→ Work to complete
Without the images, write out the whole listing exactly.

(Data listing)

____________

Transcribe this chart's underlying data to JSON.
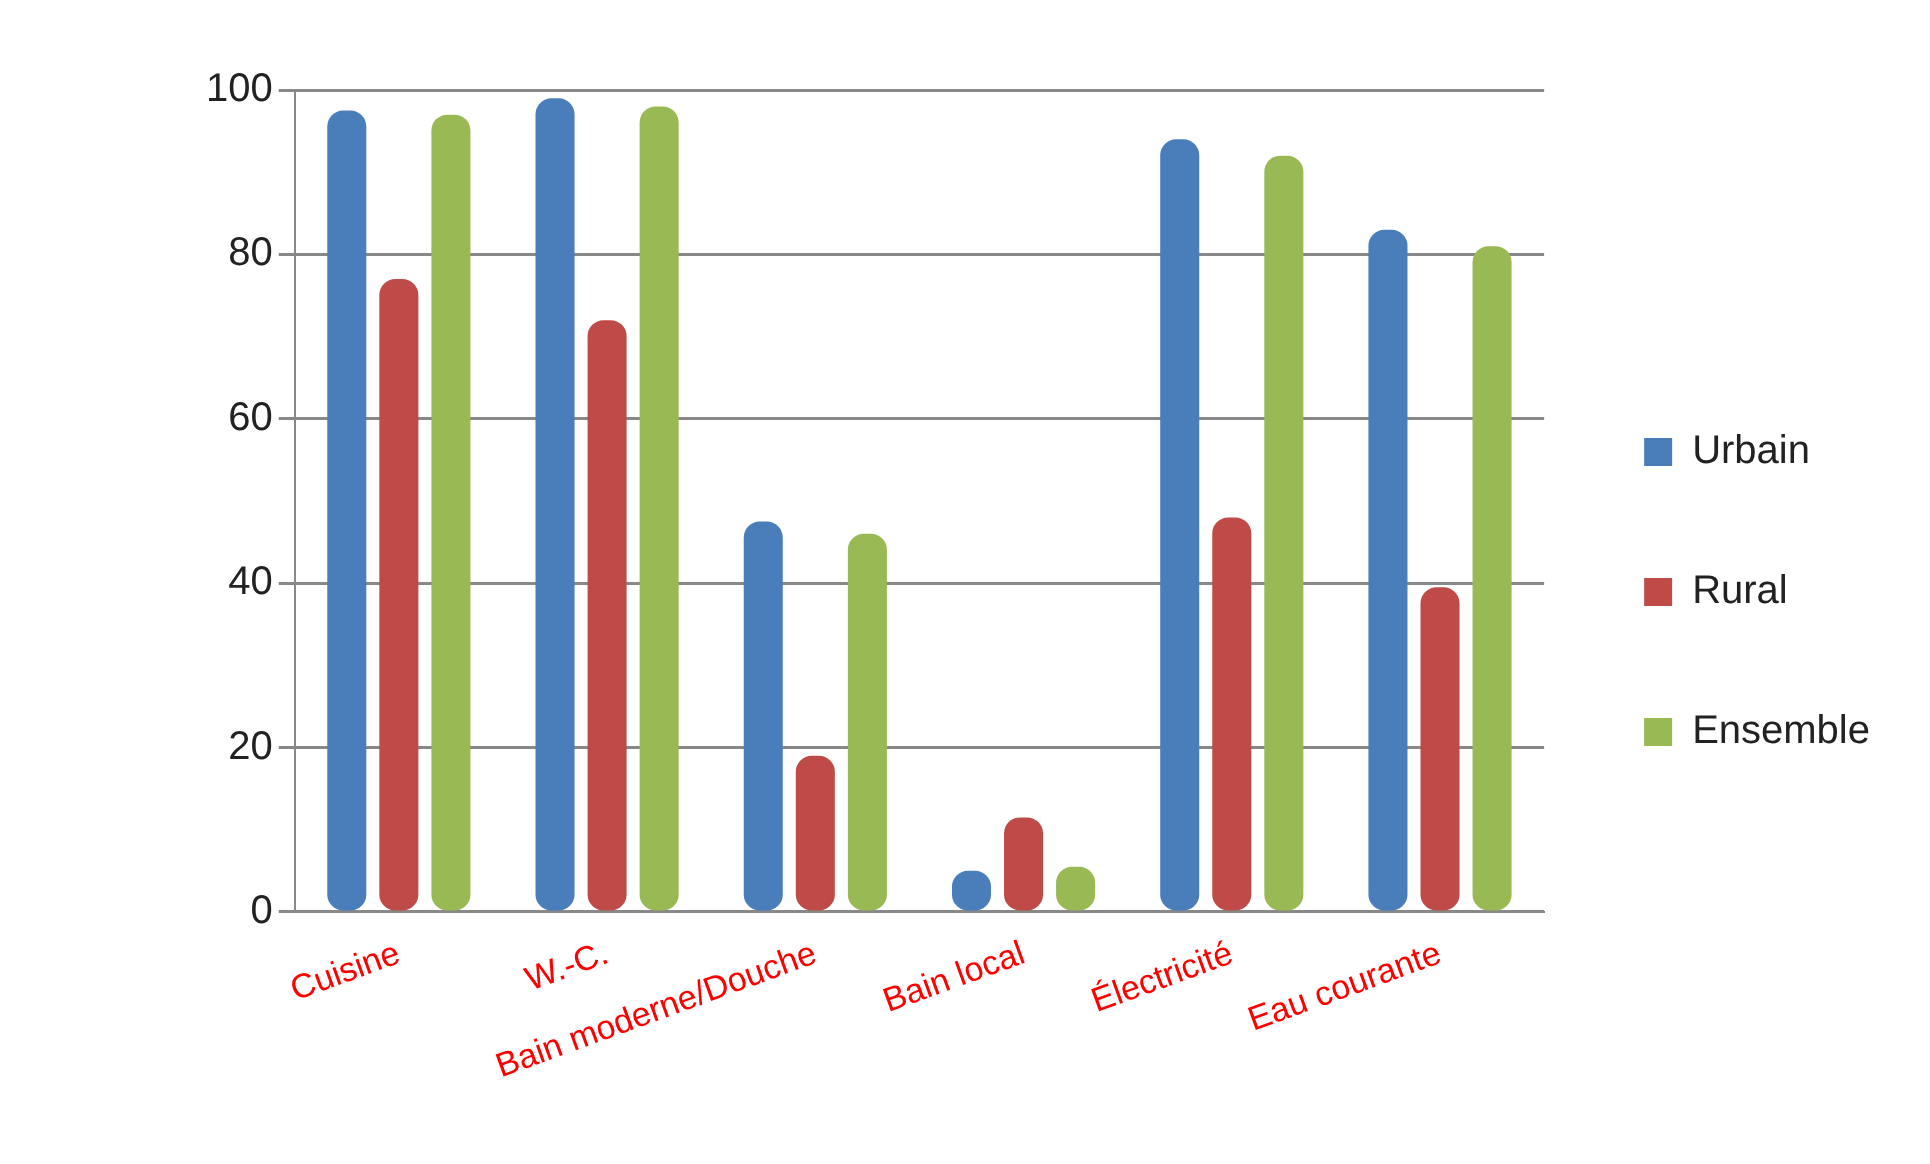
{
  "chart_data": {
    "type": "bar",
    "categories": [
      "Cuisine",
      "W.-C.",
      "Bain moderne/Douche",
      "Bain local",
      "Électricité",
      "Eau courante"
    ],
    "series": [
      {
        "name": "Urbain",
        "color": "#4a7ebb",
        "values": [
          97.5,
          99,
          47.5,
          5,
          94,
          83
        ]
      },
      {
        "name": "Rural",
        "color": "#be4b48",
        "values": [
          77,
          72,
          19,
          11.5,
          48,
          39.5
        ]
      },
      {
        "name": "Ensemble",
        "color": "#98b954",
        "values": [
          97,
          98,
          46,
          5.5,
          92,
          81
        ]
      }
    ],
    "ylim": [
      0,
      100
    ],
    "yticks": [
      0,
      20,
      40,
      60,
      80,
      100
    ],
    "grid": "y",
    "legend": "right"
  }
}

____________

→ In response
Transcribe this chart's underlying data to JSON.
{
  "chart_data": {
    "type": "bar",
    "categories": [
      "Cuisine",
      "W.-C.",
      "Bain moderne/Douche",
      "Bain local",
      "Électricité",
      "Eau courante"
    ],
    "series": [
      {
        "name": "Urbain",
        "color": "#4a7ebb",
        "values": [
          97.5,
          99,
          47.5,
          5,
          94,
          83
        ]
      },
      {
        "name": "Rural",
        "color": "#be4b48",
        "values": [
          77,
          72,
          19,
          11.5,
          48,
          39.5
        ]
      },
      {
        "name": "Ensemble",
        "color": "#98b954",
        "values": [
          97,
          98,
          46,
          5.5,
          92,
          81
        ]
      }
    ],
    "ylim": [
      0,
      100
    ],
    "yticks": [
      0,
      20,
      40,
      60,
      80,
      100
    ],
    "grid": "y",
    "legend": "right"
  }
}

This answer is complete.